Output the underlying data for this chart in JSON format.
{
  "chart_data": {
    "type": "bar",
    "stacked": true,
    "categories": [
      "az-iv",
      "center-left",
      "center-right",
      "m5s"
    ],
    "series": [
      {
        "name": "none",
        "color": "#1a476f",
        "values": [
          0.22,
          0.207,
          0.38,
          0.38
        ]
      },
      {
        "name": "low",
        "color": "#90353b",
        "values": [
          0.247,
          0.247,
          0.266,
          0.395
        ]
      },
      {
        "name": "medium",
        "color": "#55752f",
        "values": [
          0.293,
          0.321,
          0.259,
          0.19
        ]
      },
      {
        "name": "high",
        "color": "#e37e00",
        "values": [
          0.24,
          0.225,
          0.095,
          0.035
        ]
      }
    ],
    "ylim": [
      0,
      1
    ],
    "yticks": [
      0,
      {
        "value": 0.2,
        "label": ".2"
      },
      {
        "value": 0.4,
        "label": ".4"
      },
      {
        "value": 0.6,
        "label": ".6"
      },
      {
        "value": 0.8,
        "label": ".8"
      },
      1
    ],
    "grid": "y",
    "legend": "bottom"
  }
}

--------------------------------------------------

> **Task statement**
Repeat the data verbatim.

> **Answer in full**
Output the underlying data for this chart in JSON format.
{
  "chart_data": {
    "type": "bar",
    "stacked": true,
    "categories": [
      "az-iv",
      "center-left",
      "center-right",
      "m5s"
    ],
    "series": [
      {
        "name": "none",
        "color": "#1a476f",
        "values": [
          0.22,
          0.207,
          0.38,
          0.38
        ]
      },
      {
        "name": "low",
        "color": "#90353b",
        "values": [
          0.247,
          0.247,
          0.266,
          0.395
        ]
      },
      {
        "name": "medium",
        "color": "#55752f",
        "values": [
          0.293,
          0.321,
          0.259,
          0.19
        ]
      },
      {
        "name": "high",
        "color": "#e37e00",
        "values": [
          0.24,
          0.225,
          0.095,
          0.035
        ]
      }
    ],
    "ylim": [
      0,
      1
    ],
    "yticks": [
      0,
      {
        "value": 0.2,
        "label": ".2"
      },
      {
        "value": 0.4,
        "label": ".4"
      },
      {
        "value": 0.6,
        "label": ".6"
      },
      {
        "value": 0.8,
        "label": ".8"
      },
      1
    ],
    "grid": "y",
    "legend": "bottom"
  }
}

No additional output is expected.